◆ **STATED TASK**: Tally the lines of the listing that contain the string "shown". Give the number and nothing else.

◆ **MATERIAL SUPPLIED**:
Begin
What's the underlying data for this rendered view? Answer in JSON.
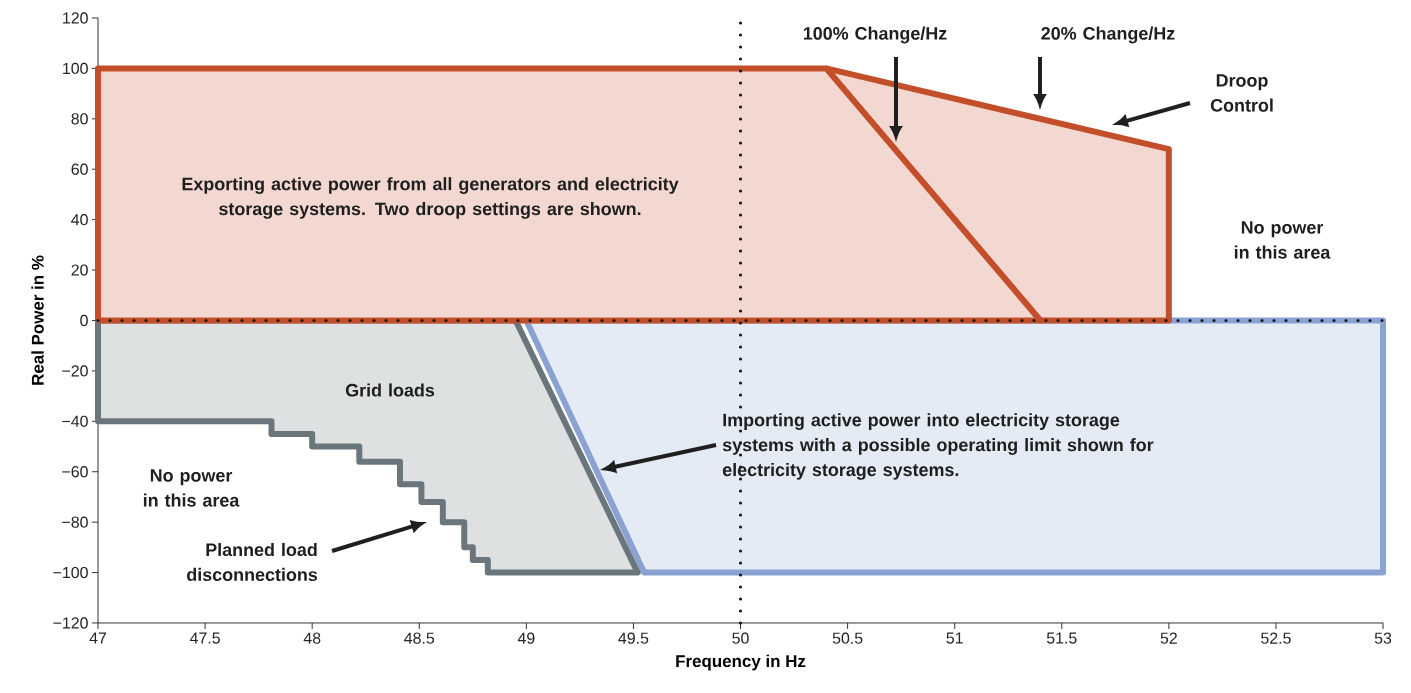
{
  "chart_data": {
    "type": "area",
    "xlabel": "Frequency in Hz",
    "ylabel": "Real Power in %",
    "xlim": [
      47,
      53
    ],
    "xticks": [
      47,
      47.5,
      48,
      48.5,
      49,
      49.5,
      50,
      50.5,
      51,
      51.5,
      52,
      52.5,
      53
    ],
    "ylim": [
      -120,
      120
    ],
    "yticks": [
      {
        "value": -120,
        "label": "−120"
      },
      {
        "value": -100,
        "label": "−100"
      },
      {
        "value": -80,
        "label": "−80"
      },
      {
        "value": -60,
        "label": "−60"
      },
      {
        "value": -40,
        "label": "−40"
      },
      {
        "value": -20,
        "label": "−20"
      },
      0,
      20,
      40,
      60,
      80,
      100,
      120
    ],
    "series": [
      {
        "color": "#8aa2d2",
        "x": [
          49,
          53,
          53,
          49.55,
          49
        ],
        "values": [
          0,
          0,
          -100,
          -100,
          0
        ]
      },
      {
        "color": "#6b767c",
        "x": [
          47,
          48.95,
          49.52,
          48.82,
          48.82,
          48.75,
          48.75,
          48.71,
          48.71,
          48.61,
          48.61,
          48.51,
          48.51,
          48.41,
          48.41,
          48.22,
          48.22,
          48.0,
          48.0,
          47.81,
          47.81,
          47,
          47
        ],
        "values": [
          0,
          0,
          -100,
          -100,
          -95,
          -95,
          -90,
          -90,
          -80,
          -80,
          -72,
          -72,
          -65,
          -65,
          -56,
          -56,
          -50,
          -50,
          -45,
          -45,
          -40,
          -40,
          0
        ]
      },
      {
        "color": "#c24e2a",
        "x": [
          50.4,
          52,
          52,
          51.4,
          50.4
        ],
        "values": [
          100,
          68,
          0,
          0,
          100
        ]
      },
      {
        "color": "#c24e2a",
        "x": [
          47,
          47,
          50.4,
          51.4,
          47
        ],
        "values": [
          0,
          100,
          100,
          0,
          0
        ]
      }
    ],
    "ref_lines": [
      {
        "axis": "x",
        "value": 50,
        "line_style": "dotted",
        "color": "#1a1a1a"
      },
      {
        "axis": "y",
        "value": 0,
        "line_style": "dotted",
        "color": "#1a1a1a"
      }
    ],
    "annotations": [
      "100% Change/Hz",
      "20% Change/Hz",
      "Droop Control",
      "Importing active power into electricity storage systems with a possible operating limit shown for electricity storage systems.",
      "Planned load disconnections",
      "Exporting active power from all generators and electricity storage systems. Two droop settings are shown.",
      "No power in this area",
      "Grid loads",
      "No power in this area"
    ]
  }
}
End
◆ **ANSWER IN FULL**: 2